══ ARTICLE

Major Chinese banks are about the same. The best part is that the ActiveX controls are optimized for IE6 (seriously) since various security settings in IE7+ prevent them from working.

Yes, the controls for added security only work with lower security settings. We keep around an dusty old Windows XP machine in the house just for using these websites.

AMEN! I never thought a website would be a competitive advantage for a bank, but I am actually switching all my accounts to Wells Fargo because their interface is mediocre (compared to Chase's which is horrendous). I have over a dozen bank accounts, and even more credit cards, between personal and businesses. It's an exponential increase in UI confusion with each account.
Blackboard, at every university.
I really believe this market is ripe for disruption. Like right now.
The problem is that as soon as you are any threat to them, they'll either sue you (they have a ton of e-learning related patents) or buy you. Not sure you want to go into that area.
Our University recently switched to Moodle, which is an open source competitor.

════
══ RECORD LIST

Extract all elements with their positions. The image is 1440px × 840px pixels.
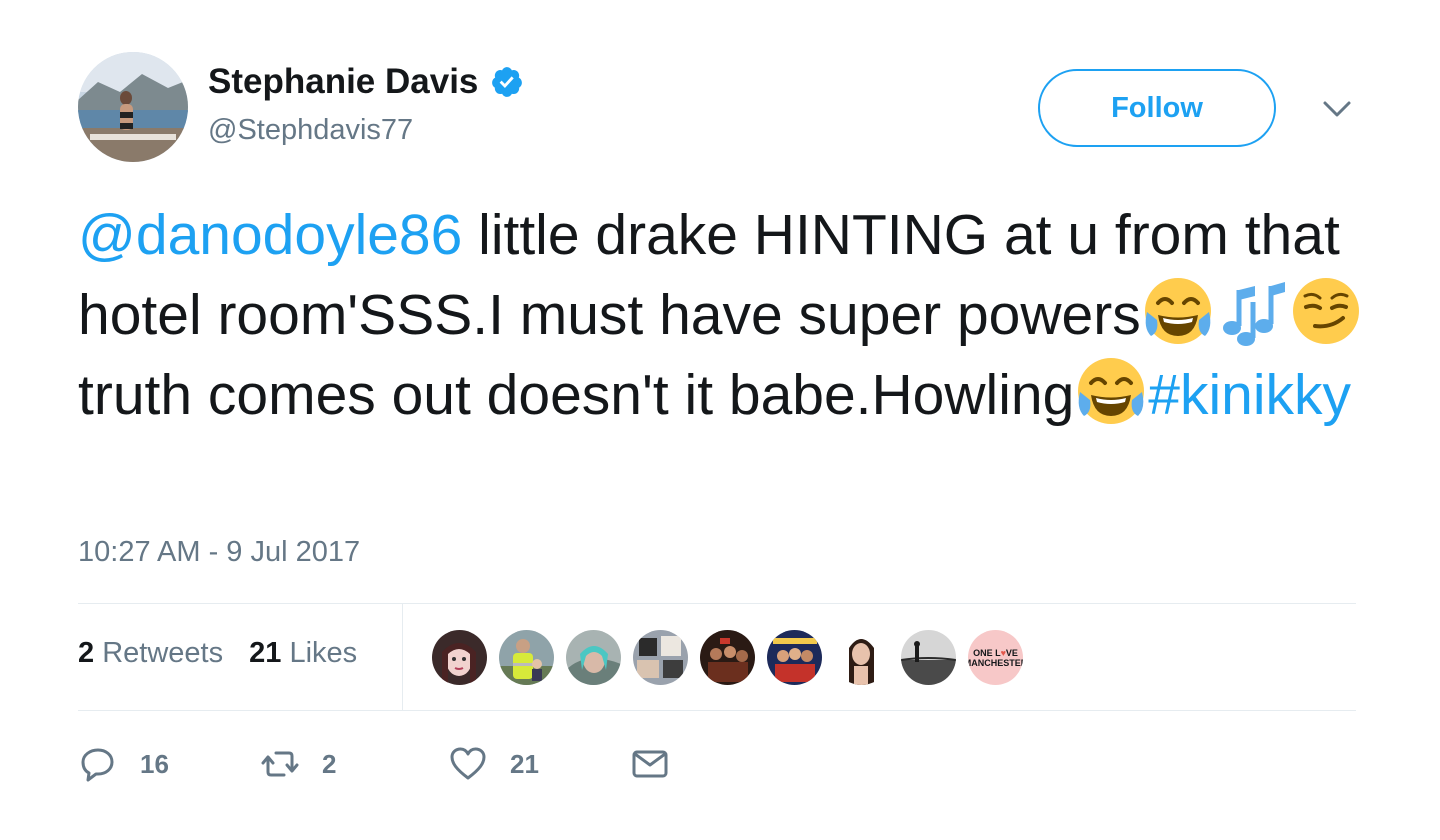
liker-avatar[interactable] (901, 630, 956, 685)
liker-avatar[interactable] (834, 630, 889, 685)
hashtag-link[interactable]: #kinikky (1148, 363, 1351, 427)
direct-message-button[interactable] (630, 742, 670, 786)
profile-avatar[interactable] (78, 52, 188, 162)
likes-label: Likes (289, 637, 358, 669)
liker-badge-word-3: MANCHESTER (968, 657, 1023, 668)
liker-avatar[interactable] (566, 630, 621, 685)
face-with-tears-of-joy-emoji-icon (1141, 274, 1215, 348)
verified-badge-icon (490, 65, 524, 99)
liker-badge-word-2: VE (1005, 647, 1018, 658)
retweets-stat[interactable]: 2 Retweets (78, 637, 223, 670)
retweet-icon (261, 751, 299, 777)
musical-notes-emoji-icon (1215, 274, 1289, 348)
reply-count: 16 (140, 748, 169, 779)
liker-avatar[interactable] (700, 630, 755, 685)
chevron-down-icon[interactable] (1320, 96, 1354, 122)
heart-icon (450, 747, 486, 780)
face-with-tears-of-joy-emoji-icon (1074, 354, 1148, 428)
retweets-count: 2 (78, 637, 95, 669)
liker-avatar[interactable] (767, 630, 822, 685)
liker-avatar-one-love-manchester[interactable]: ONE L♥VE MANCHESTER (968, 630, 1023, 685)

════

*TASKS TO COMPLETE*.
A - List every piece of software named in the discussion about bank and university websites.
B - Proceed with the discussion about bank and university websites, picking up after its final comment.

*THE RESULTS*.
A - ActiveX controls, IE6, IE7, Windows XP, Blackboard, Moodle

B -
My university tried to write their own. But then each faculty decided they didn't like it and then wrote THEIR own.

Now I have to log into about 5 different systems to get anything done.

So did ours. The problem is that most faculty hates it. You need to realize that most professors are quite set in their ways and have been using Blackboard for years, so they're opposing the full roll-out. Even some of the I.T. Faculty want to stick with Blackboard.
Same reason our University had such a hard time switching from Internet Explorer, and is still stuck on Windows XP. Most faculty members are not power users and they want to stick with what they know, no matter how crappy it is.
Is this what's keeping all the e-learning UIs so crappy and 1990s-looking? That's sad.
:) Recently acquired by Bb (from Elluminate). Not a user of the software so I can't really comment on that, I'm a Web guy. My Wife uses it and does occasionally complain to me now that I work for Bb, as if I could do something about it. I like the team that I work with though, good people.
Is Blackboard still horrible? I mean I know my University uses some old obscure version of Blackboard which is right out of the 90s, but judging by the blackboard website right now, it looks like their current UI might not be so bad. Too bad you can't find any sort of information about their products from the website - all they want is for you to call them.
Not only is the UI bad and filled with popups, frames and java-based security features, a friend of mine had to take a web-based test through the blackboard system and the test was all based on JavaScript - You could actually find out the correct answers by viewing the page source!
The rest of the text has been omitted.